• **WHAT THIS TASK INVOLVES**
Every record should be repeated exactly, except that pictures are left out.

• **PROVIDED MATERIAL**
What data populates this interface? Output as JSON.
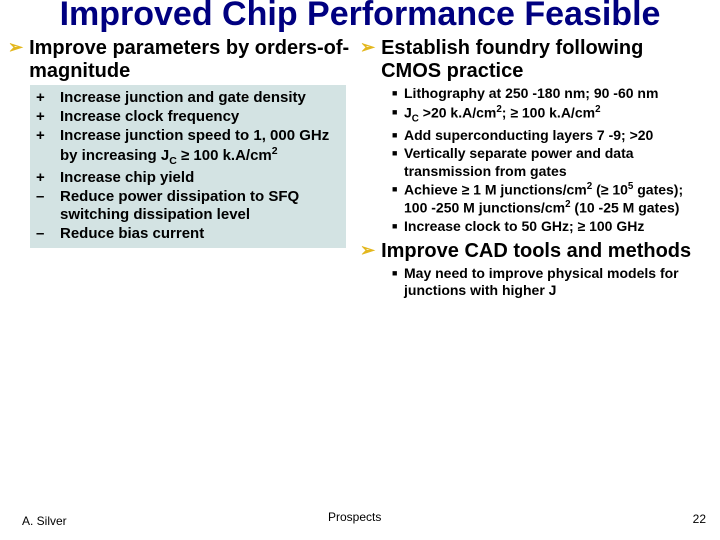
{
  "title": "Improved Chip Performance Feasible",
  "left": {
    "heading": "Improve parameters by orders-of-magnitude",
    "items": [
      {
        "mark": "+",
        "text": "Increase junction and gate density"
      },
      {
        "mark": "+",
        "text": "Increase clock frequency"
      },
      {
        "mark": "+",
        "text": "Increase junction speed to 1, 000 GHz by increasing J",
        "sub": "C",
        "tail": " ≥ 100 k.A/cm",
        "sup2": "2"
      },
      {
        "mark": "+",
        "text": "Increase chip yield"
      },
      {
        "mark": "–",
        "text": "Reduce power dissipation to SFQ switching dissipation level"
      },
      {
        "mark": "–",
        "text": "Reduce bias current"
      }
    ]
  },
  "right": {
    "heading1": "Establish foundry following CMOS practice",
    "items1": [
      "Lithography at 250 -180 nm; 90 -60 nm",
      "J|C| >20 k.A/cm|2|; ≥ 100 k.A/cm|2|",
      "Add superconducting layers 7 -9; >20",
      "Vertically separate power and data transmission from gates",
      "Achieve ≥ 1 M junctions/cm|2| (≥ 10|5| gates);\n100 -250 M junctions/cm|2| (10 -25 M gates)",
      "Increase clock to 50 GHz; ≥ 100 GHz"
    ],
    "heading2": "Improve CAD tools and methods",
    "items2": [
      "May need to improve physical models for junctions with higher J"
    ]
  },
  "footer": {
    "author": "A. Silver",
    "center": "Prospects",
    "page": "22"
  },
  "colors": {
    "title": "#000080",
    "arrow": "#e3b71d",
    "box_bg": "#d3e3e3"
  }
}
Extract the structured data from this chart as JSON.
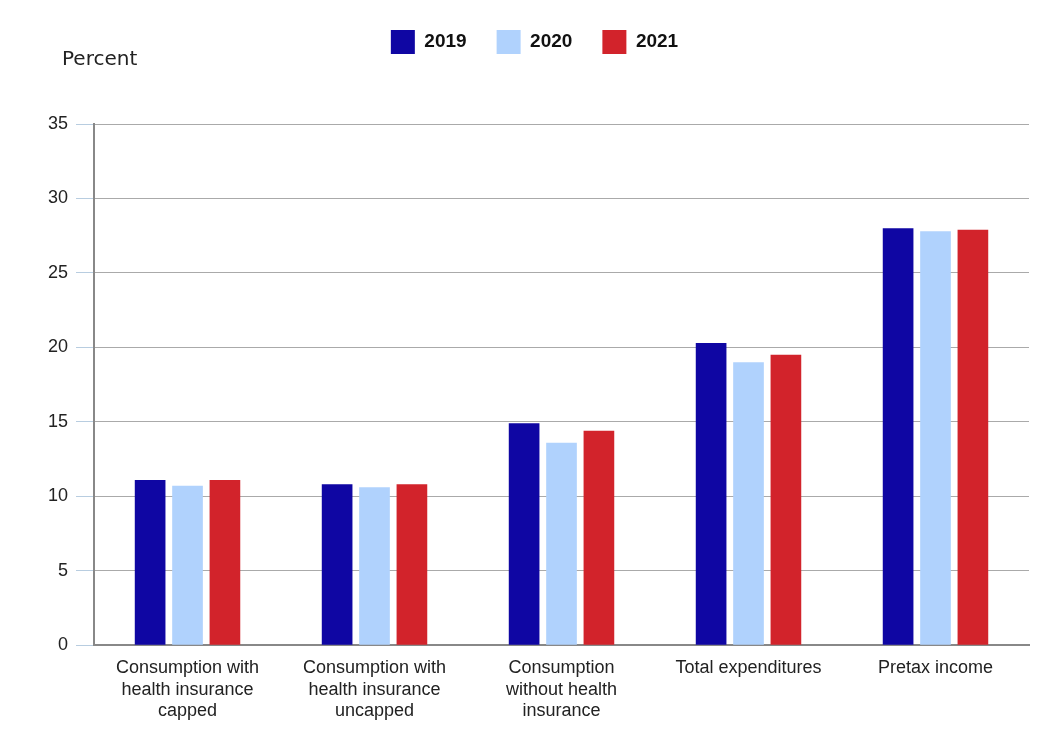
{
  "chart_data": {
    "type": "bar",
    "ylabel": "Percent",
    "categories": [
      "Consumption with health insurance capped",
      "Consumption with health insurance uncapped",
      "Consumption without health insurance",
      "Total expenditures",
      "Pretax income"
    ],
    "series": [
      {
        "name": "2019",
        "color": "#0f06a3",
        "values": [
          11.1,
          10.8,
          14.9,
          20.3,
          28.0
        ]
      },
      {
        "name": "2020",
        "color": "#b0d2fd",
        "values": [
          10.7,
          10.6,
          13.6,
          19.0,
          27.8
        ]
      },
      {
        "name": "2021",
        "color": "#d2232b",
        "values": [
          11.1,
          10.8,
          14.4,
          19.5,
          27.9
        ]
      }
    ],
    "ylim": [
      0,
      35
    ],
    "yticks": [
      0,
      5,
      10,
      15,
      20,
      25,
      30,
      35
    ],
    "grid": "y",
    "legend": "top"
  }
}
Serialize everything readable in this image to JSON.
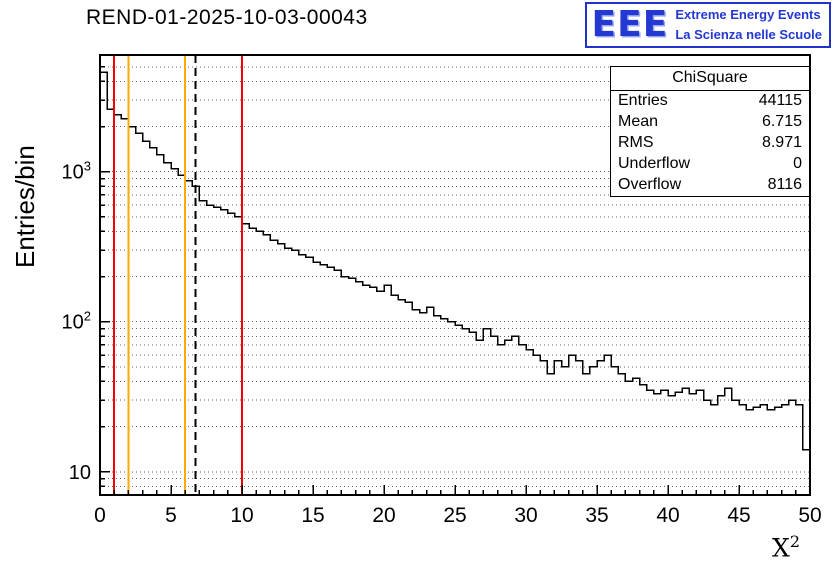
{
  "title": "REND-01-2025-10-03-00043",
  "logo": {
    "text": "EEE",
    "line1": "Extreme Energy Events",
    "line2": "La Scienza nelle Scuole",
    "color": "#2438d2"
  },
  "stats": {
    "header": "ChiSquare",
    "rows": [
      {
        "label": "Entries",
        "value": "44115"
      },
      {
        "label": "Mean",
        "value": "6.715"
      },
      {
        "label": "RMS",
        "value": "8.971"
      },
      {
        "label": "Underflow",
        "value": "0"
      },
      {
        "label": "Overflow",
        "value": "8116"
      }
    ]
  },
  "chart_data": {
    "type": "bar",
    "subtype": "step-histogram",
    "title": "REND-01-2025-10-03-00043",
    "x_label": {
      "base": "X",
      "exp": "2"
    },
    "y_label": "Entries/bin",
    "y_scale": "log",
    "x_range": [
      0,
      50
    ],
    "y_range": [
      7,
      6000
    ],
    "bin_width": 0.5,
    "x_ticks": [
      0,
      5,
      10,
      15,
      20,
      25,
      30,
      35,
      40,
      45,
      50
    ],
    "y_ticks": [
      {
        "v": 10,
        "base": "10",
        "exp": ""
      },
      {
        "v": 100,
        "base": "10",
        "exp": "2"
      },
      {
        "v": 1000,
        "base": "10",
        "exp": "3"
      }
    ],
    "grid": "horizontal-dotted-log-minor",
    "legend": "none",
    "bins": [
      4600,
      2600,
      2400,
      2250,
      2000,
      1800,
      1600,
      1450,
      1300,
      1150,
      1050,
      950,
      870,
      800,
      640,
      600,
      580,
      560,
      530,
      500,
      450,
      420,
      400,
      380,
      350,
      330,
      310,
      300,
      280,
      270,
      250,
      240,
      230,
      220,
      200,
      195,
      185,
      175,
      170,
      160,
      175,
      150,
      140,
      135,
      120,
      115,
      125,
      110,
      105,
      100,
      95,
      90,
      85,
      75,
      90,
      80,
      70,
      75,
      80,
      70,
      65,
      60,
      55,
      45,
      55,
      50,
      60,
      55,
      45,
      50,
      55,
      60,
      50,
      45,
      40,
      42,
      38,
      35,
      33,
      35,
      32,
      34,
      36,
      33,
      35,
      30,
      28,
      32,
      36,
      30,
      28,
      26,
      27,
      28,
      26,
      27,
      28,
      30,
      28,
      14
    ],
    "markers": [
      {
        "x": 1,
        "color": "#f20000",
        "width": 2,
        "dash": ""
      },
      {
        "x": 2,
        "color": "#ffaa00",
        "width": 2,
        "dash": ""
      },
      {
        "x": 6,
        "color": "#ffaa00",
        "width": 2,
        "dash": ""
      },
      {
        "x": 6.715,
        "color": "#000000",
        "width": 2,
        "dash": "8,5"
      },
      {
        "x": 10,
        "color": "#f20000",
        "width": 2,
        "dash": ""
      }
    ]
  }
}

• **THE OUTPUT**
What data populates this interface? Output as JSON.
{
  "title": "Improved Chip Performance Feasible",
  "left": {
    "heading": "Improve parameters by orders-of-magnitude",
    "items": [
      {
        "mark": "+",
        "text": "Increase junction and gate density"
      },
      {
        "mark": "+",
        "text": "Increase clock frequency"
      },
      {
        "mark": "+",
        "text": "Increase junction speed to 1, 000 GHz by increasing J",
        "sub": "C",
        "tail": " ≥ 100 k.A/cm",
        "sup2": "2"
      },
      {
        "mark": "+",
        "text": "Increase chip yield"
      },
      {
        "mark": "–",
        "text": "Reduce power dissipation to SFQ switching dissipation level"
      },
      {
        "mark": "–",
        "text": "Reduce bias current"
      }
    ]
  },
  "right": {
    "heading1": "Establish foundry following CMOS practice",
    "items1": [
      "Lithography at 250 -180 nm; 90 -60 nm",
      "J|C| >20 k.A/cm|2|; ≥ 100 k.A/cm|2|",
      "Add superconducting layers 7 -9; >20",
      "Vertically separate power and data transmission from gates",
      "Achieve ≥ 1 M junctions/cm|2| (≥ 10|5| gates);\n100 -250 M junctions/cm|2| (10 -25 M gates)",
      "Increase clock to 50 GHz; ≥ 100 GHz"
    ],
    "heading2": "Improve CAD tools and methods",
    "items2": [
      "May need to improve physical models for junctions with higher J"
    ]
  },
  "footer": {
    "author": "A. Silver",
    "center": "Prospects",
    "page": "22"
  },
  "colors": {
    "title": "#000080",
    "arrow": "#e3b71d",
    "box_bg": "#d3e3e3"
  }
}
Extract the structured data from this chart as JSON.
{
  "chart_data": {
    "type": "bar",
    "ylabel": "Percent",
    "categories": [
      "Consumption with health insurance capped",
      "Consumption with health insurance uncapped",
      "Consumption without health insurance",
      "Total expenditures",
      "Pretax income"
    ],
    "series": [
      {
        "name": "2019",
        "color": "#0f06a3",
        "values": [
          11.1,
          10.8,
          14.9,
          20.3,
          28.0
        ]
      },
      {
        "name": "2020",
        "color": "#b0d2fd",
        "values": [
          10.7,
          10.6,
          13.6,
          19.0,
          27.8
        ]
      },
      {
        "name": "2021",
        "color": "#d2232b",
        "values": [
          11.1,
          10.8,
          14.4,
          19.5,
          27.9
        ]
      }
    ],
    "ylim": [
      0,
      35
    ],
    "yticks": [
      0,
      5,
      10,
      15,
      20,
      25,
      30,
      35
    ],
    "grid": "y",
    "legend": "top"
  }
}
Serialize everything readable in this image to JSON.
{
  "title": "REND-01-2025-10-03-00043",
  "logo": {
    "text": "EEE",
    "line1": "Extreme Energy Events",
    "line2": "La Scienza nelle Scuole",
    "color": "#2438d2"
  },
  "stats": {
    "header": "ChiSquare",
    "rows": [
      {
        "label": "Entries",
        "value": "44115"
      },
      {
        "label": "Mean",
        "value": "6.715"
      },
      {
        "label": "RMS",
        "value": "8.971"
      },
      {
        "label": "Underflow",
        "value": "0"
      },
      {
        "label": "Overflow",
        "value": "8116"
      }
    ]
  },
  "chart_data": {
    "type": "bar",
    "subtype": "step-histogram",
    "title": "REND-01-2025-10-03-00043",
    "x_label": {
      "base": "X",
      "exp": "2"
    },
    "y_label": "Entries/bin",
    "y_scale": "log",
    "x_range": [
      0,
      50
    ],
    "y_range": [
      7,
      6000
    ],
    "bin_width": 0.5,
    "x_ticks": [
      0,
      5,
      10,
      15,
      20,
      25,
      30,
      35,
      40,
      45,
      50
    ],
    "y_ticks": [
      {
        "v": 10,
        "base": "10",
        "exp": ""
      },
      {
        "v": 100,
        "base": "10",
        "exp": "2"
      },
      {
        "v": 1000,
        "base": "10",
        "exp": "3"
      }
    ],
    "grid": "horizontal-dotted-log-minor",
    "legend": "none",
    "bins": [
      4600,
      2600,
      2400,
      2250,
      2000,
      1800,
      1600,
      1450,
      1300,
      1150,
      1050,
      950,
      870,
      800,
      640,
      600,
      580,
      560,
      530,
      500,
      450,
      420,
      400,
      380,
      350,
      330,
      310,
      300,
      280,
      270,
      250,
      240,
      230,
      220,
      200,
      195,
      185,
      175,
      170,
      160,
      175,
      150,
      140,
      135,
      120,
      115,
      125,
      110,
      105,
      100,
      95,
      90,
      85,
      75,
      90,
      80,
      70,
      75,
      80,
      70,
      65,
      60,
      55,
      45,
      55,
      50,
      60,
      55,
      45,
      50,
      55,
      60,
      50,
      45,
      40,
      42,
      38,
      35,
      33,
      35,
      32,
      34,
      36,
      33,
      35,
      30,
      28,
      32,
      36,
      30,
      28,
      26,
      27,
      28,
      26,
      27,
      28,
      30,
      28,
      14
    ],
    "markers": [
      {
        "x": 1,
        "color": "#f20000",
        "width": 2,
        "dash": ""
      },
      {
        "x": 2,
        "color": "#ffaa00",
        "width": 2,
        "dash": ""
      },
      {
        "x": 6,
        "color": "#ffaa00",
        "width": 2,
        "dash": ""
      },
      {
        "x": 6.715,
        "color": "#000000",
        "width": 2,
        "dash": "8,5"
      },
      {
        "x": 10,
        "color": "#f20000",
        "width": 2,
        "dash": ""
      }
    ]
  }
}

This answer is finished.